> [Aim of the exercise]:
Sift the listing for lines that hold the string "this" and pull them out.

Dataset listings of figures
^^^^^^^^^^^^^^^^

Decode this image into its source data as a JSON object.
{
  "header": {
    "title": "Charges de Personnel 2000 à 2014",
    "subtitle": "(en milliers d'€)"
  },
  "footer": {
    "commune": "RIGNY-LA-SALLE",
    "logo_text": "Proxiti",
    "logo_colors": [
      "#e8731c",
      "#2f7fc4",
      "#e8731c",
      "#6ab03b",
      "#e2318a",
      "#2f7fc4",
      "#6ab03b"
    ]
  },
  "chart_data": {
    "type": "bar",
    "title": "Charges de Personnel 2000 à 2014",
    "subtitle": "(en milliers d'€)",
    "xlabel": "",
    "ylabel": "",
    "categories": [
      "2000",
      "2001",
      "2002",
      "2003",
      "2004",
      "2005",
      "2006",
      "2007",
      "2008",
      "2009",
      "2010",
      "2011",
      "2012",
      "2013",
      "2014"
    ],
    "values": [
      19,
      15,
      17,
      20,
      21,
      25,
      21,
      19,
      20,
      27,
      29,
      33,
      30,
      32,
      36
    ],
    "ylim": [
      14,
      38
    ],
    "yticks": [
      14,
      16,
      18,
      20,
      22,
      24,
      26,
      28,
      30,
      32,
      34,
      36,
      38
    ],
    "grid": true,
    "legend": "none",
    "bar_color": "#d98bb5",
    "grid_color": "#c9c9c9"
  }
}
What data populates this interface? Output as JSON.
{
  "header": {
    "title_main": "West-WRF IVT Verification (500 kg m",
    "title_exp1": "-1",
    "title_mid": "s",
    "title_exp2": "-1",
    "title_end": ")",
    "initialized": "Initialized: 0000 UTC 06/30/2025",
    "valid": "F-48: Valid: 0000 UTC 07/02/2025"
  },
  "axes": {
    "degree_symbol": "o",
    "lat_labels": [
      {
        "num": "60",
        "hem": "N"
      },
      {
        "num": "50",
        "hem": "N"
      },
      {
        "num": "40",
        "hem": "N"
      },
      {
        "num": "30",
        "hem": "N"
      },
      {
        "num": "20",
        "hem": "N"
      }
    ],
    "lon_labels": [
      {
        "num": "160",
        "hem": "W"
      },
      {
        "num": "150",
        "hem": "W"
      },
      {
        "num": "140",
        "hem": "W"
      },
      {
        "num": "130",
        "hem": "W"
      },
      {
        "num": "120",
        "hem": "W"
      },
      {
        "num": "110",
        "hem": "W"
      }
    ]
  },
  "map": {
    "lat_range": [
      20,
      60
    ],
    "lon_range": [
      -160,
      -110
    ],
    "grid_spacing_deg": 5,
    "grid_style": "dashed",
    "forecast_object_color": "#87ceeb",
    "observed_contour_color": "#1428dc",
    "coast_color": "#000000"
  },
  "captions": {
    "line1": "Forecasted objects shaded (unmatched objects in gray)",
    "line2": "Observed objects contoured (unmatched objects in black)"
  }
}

^^^^^^^^^^^^^^^^

> [Solution to the problem]:
Decode this image into its source data as a JSON object.
What data populates this interface? Output as JSON.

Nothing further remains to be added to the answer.